Records that describe figures:
"""

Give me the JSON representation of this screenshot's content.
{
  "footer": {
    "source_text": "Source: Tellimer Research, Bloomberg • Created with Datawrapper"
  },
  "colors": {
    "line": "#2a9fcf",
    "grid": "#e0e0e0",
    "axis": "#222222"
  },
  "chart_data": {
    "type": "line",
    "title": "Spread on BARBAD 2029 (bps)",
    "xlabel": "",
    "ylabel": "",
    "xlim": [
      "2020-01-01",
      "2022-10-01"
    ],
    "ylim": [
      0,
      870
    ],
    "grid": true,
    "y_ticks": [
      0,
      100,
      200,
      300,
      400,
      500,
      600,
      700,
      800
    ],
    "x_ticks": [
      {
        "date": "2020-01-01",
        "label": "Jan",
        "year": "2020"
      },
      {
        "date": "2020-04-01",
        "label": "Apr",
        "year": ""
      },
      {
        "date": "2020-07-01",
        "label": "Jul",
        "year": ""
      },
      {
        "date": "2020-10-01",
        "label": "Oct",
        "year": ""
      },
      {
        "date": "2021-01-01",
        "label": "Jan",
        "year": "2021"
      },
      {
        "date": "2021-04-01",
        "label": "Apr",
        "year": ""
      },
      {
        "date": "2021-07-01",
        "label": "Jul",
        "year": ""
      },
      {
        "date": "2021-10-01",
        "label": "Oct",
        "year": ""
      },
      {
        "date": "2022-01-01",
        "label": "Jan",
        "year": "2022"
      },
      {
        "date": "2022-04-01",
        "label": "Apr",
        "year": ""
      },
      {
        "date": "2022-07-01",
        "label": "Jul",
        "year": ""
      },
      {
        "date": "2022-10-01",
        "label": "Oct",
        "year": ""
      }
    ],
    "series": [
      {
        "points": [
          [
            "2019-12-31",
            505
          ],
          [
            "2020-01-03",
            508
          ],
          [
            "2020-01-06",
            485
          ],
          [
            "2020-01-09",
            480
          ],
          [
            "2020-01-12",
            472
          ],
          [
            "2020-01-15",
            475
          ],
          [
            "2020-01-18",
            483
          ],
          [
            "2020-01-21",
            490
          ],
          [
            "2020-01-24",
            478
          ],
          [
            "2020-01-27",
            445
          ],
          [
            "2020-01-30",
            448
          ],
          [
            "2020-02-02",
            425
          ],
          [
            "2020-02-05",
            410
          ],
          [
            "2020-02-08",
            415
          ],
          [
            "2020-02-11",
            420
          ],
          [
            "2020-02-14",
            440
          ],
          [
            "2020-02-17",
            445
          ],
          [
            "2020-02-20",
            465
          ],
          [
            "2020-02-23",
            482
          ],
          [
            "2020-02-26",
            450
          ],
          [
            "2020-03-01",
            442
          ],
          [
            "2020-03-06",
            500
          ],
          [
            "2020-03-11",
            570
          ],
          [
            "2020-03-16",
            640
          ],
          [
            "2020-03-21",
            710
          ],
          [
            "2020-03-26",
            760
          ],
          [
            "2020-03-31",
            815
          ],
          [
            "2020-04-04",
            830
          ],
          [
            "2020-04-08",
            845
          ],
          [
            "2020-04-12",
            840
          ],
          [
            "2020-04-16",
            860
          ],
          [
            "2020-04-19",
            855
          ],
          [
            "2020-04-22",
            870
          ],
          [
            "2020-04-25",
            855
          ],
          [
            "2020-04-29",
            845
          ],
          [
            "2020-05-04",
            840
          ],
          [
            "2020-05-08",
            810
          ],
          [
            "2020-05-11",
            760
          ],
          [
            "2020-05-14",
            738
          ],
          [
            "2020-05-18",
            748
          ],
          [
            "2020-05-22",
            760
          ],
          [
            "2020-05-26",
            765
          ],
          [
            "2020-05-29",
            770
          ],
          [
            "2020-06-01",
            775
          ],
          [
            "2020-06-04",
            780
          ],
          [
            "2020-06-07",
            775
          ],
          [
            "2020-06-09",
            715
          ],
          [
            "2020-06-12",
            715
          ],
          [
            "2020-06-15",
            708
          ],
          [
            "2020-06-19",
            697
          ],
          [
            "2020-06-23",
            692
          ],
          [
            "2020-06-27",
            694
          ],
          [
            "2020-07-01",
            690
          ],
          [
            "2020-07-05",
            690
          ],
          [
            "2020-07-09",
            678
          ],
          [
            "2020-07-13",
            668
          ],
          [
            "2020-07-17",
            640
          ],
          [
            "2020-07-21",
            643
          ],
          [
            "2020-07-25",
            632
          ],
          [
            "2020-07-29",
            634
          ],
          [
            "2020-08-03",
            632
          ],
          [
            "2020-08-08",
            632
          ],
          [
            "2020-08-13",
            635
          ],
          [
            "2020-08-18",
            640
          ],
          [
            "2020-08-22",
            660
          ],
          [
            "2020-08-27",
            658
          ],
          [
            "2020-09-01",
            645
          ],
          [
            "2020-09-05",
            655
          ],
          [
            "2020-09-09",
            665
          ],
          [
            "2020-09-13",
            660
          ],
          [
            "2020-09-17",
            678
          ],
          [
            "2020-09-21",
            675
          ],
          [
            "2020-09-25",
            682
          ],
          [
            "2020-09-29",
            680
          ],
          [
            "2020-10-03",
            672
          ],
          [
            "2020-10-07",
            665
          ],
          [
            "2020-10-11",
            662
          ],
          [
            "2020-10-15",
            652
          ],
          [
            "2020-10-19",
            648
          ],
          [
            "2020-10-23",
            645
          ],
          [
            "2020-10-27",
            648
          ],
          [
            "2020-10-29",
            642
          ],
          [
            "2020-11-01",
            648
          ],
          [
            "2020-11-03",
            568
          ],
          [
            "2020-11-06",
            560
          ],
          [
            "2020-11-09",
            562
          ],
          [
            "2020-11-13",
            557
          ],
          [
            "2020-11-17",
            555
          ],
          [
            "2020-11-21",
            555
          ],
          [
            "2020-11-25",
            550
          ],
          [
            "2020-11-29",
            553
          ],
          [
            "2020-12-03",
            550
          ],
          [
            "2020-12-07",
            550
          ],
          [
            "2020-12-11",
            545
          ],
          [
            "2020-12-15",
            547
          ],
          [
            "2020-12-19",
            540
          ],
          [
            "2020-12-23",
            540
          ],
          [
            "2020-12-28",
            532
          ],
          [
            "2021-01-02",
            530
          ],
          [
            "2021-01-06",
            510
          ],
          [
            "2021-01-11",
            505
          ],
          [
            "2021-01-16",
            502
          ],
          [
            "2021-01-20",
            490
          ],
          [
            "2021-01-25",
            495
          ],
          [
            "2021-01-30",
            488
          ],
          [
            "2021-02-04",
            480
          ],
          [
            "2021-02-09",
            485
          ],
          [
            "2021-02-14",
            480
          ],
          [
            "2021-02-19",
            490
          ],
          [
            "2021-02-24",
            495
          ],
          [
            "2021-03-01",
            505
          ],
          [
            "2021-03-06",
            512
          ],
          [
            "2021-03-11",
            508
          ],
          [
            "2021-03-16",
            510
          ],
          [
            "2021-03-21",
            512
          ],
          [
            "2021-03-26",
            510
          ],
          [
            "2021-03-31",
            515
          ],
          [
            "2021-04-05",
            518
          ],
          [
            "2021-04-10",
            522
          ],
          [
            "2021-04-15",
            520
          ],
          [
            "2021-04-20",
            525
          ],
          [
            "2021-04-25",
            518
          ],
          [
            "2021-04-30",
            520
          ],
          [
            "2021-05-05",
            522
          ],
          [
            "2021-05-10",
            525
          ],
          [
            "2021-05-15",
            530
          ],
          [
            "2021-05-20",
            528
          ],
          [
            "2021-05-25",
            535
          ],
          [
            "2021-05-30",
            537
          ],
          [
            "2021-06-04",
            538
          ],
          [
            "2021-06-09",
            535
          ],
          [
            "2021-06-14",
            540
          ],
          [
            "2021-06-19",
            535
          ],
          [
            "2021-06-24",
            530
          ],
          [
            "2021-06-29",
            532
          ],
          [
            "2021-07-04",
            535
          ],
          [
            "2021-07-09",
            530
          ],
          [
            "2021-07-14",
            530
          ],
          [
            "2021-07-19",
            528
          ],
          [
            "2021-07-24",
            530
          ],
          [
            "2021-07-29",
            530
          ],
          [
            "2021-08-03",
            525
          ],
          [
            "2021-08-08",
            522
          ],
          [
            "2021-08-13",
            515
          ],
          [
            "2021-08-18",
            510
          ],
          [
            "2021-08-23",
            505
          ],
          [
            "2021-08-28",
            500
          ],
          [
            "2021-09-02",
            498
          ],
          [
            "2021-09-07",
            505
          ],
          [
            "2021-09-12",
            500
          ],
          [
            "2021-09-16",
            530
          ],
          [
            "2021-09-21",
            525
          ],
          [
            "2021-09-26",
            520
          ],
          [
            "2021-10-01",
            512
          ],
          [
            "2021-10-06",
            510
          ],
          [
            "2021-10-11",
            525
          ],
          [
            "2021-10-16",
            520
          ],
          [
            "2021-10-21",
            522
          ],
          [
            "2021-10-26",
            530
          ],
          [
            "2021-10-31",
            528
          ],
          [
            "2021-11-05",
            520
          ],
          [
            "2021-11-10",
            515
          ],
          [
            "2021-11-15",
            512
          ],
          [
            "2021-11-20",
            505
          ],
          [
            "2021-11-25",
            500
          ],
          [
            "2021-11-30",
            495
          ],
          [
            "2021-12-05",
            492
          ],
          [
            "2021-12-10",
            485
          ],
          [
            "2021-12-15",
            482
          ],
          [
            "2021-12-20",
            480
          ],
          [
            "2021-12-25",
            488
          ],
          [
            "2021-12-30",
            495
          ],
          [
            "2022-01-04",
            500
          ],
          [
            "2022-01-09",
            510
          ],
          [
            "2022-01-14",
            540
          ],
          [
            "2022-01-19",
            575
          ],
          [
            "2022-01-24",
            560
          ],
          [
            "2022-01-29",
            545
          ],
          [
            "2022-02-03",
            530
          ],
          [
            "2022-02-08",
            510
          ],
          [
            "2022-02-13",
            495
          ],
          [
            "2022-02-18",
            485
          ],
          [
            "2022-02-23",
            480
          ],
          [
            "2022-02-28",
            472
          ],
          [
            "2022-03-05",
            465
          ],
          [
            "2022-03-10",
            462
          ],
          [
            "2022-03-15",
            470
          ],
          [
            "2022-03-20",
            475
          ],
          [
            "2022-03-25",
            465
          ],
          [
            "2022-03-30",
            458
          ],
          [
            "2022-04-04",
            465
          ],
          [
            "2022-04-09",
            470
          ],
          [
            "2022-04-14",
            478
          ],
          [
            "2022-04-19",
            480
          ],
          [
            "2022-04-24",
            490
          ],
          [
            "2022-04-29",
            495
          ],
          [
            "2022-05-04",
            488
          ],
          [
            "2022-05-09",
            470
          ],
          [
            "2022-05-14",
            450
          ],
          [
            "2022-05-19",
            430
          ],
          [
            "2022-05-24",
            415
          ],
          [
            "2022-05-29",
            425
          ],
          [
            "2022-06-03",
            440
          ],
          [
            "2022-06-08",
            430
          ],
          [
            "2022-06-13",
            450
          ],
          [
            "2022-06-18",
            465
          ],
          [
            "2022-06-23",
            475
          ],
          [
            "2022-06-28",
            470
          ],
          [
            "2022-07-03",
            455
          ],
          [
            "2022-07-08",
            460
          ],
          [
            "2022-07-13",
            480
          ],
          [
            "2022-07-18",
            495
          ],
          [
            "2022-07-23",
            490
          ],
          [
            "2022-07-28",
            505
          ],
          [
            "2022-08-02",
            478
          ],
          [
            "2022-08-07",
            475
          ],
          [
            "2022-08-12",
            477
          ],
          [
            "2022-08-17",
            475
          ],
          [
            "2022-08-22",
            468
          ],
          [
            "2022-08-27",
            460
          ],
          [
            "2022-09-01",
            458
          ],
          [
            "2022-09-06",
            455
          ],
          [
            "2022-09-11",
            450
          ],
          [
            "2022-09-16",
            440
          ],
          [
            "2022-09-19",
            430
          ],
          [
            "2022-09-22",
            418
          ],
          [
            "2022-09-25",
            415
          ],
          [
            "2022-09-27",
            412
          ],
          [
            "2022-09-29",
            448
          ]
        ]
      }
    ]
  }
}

"""
"""

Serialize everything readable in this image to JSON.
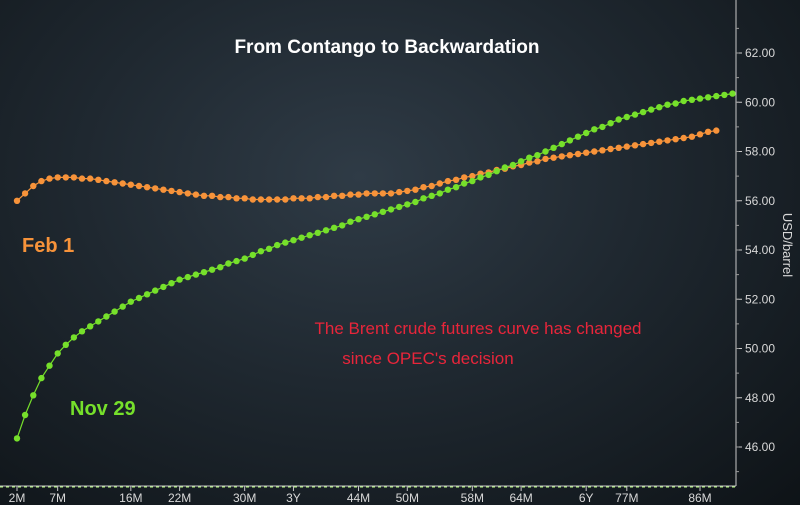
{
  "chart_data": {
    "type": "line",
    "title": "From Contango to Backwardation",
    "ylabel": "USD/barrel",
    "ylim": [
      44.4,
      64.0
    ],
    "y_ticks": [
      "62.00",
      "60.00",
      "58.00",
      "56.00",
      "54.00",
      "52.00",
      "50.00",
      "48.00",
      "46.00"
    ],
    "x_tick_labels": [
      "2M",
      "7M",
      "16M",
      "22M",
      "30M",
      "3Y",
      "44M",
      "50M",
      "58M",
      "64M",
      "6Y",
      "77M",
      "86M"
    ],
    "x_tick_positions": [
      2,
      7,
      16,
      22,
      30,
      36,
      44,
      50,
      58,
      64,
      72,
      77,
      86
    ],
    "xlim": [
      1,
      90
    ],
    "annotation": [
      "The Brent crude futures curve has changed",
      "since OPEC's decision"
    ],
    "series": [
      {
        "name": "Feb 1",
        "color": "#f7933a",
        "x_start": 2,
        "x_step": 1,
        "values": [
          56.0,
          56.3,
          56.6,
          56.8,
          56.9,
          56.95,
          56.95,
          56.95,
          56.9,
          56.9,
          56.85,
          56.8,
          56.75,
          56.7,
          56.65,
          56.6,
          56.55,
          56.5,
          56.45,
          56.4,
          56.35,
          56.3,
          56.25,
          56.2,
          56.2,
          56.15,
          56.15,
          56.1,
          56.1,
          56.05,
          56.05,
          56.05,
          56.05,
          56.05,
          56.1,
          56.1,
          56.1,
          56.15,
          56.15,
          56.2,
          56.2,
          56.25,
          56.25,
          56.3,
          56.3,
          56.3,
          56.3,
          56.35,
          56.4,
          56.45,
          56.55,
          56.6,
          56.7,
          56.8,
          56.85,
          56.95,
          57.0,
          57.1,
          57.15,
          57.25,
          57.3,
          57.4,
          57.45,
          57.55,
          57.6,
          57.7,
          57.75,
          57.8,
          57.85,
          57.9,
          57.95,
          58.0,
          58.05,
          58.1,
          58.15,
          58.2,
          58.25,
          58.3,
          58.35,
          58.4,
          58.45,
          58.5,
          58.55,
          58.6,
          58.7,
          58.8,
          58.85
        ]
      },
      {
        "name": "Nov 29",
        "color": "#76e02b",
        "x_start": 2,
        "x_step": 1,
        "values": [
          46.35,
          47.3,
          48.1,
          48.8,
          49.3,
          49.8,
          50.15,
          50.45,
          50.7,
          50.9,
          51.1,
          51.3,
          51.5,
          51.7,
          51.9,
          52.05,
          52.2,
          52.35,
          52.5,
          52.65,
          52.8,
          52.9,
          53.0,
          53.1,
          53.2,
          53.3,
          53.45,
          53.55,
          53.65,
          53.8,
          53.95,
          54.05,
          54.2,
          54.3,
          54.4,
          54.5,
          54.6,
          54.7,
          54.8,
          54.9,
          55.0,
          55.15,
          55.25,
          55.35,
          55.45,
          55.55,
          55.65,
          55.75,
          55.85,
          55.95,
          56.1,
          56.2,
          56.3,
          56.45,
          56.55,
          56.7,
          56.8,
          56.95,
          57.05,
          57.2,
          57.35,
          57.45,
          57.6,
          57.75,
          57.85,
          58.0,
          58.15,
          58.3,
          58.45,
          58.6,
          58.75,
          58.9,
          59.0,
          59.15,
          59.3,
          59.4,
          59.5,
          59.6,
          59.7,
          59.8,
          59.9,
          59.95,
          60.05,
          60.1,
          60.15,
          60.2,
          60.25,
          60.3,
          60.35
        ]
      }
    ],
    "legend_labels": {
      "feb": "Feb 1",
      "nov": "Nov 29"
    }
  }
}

"""
"""

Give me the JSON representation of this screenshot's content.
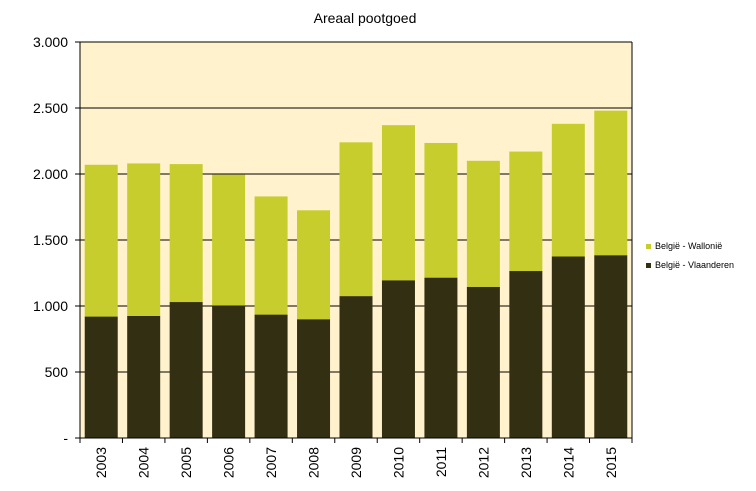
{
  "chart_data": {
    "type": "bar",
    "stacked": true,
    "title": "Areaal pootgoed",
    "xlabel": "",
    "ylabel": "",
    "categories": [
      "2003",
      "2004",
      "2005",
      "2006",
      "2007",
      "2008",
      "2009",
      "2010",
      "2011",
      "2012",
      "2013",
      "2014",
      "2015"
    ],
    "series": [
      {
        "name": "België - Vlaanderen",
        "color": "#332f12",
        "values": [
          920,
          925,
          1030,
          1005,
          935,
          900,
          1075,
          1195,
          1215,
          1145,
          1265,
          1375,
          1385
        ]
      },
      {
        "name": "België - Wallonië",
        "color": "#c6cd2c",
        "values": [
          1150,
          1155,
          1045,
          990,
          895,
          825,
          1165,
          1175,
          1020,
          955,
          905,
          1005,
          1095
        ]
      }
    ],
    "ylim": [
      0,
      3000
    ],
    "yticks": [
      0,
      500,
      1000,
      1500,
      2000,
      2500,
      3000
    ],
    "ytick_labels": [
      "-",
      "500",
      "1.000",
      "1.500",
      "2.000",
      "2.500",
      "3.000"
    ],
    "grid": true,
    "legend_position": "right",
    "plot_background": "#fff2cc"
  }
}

"""

## [Short problem]
From the listing above, find the number of lines with the word "België" in them. Answer with the number only.

## [Written response]
2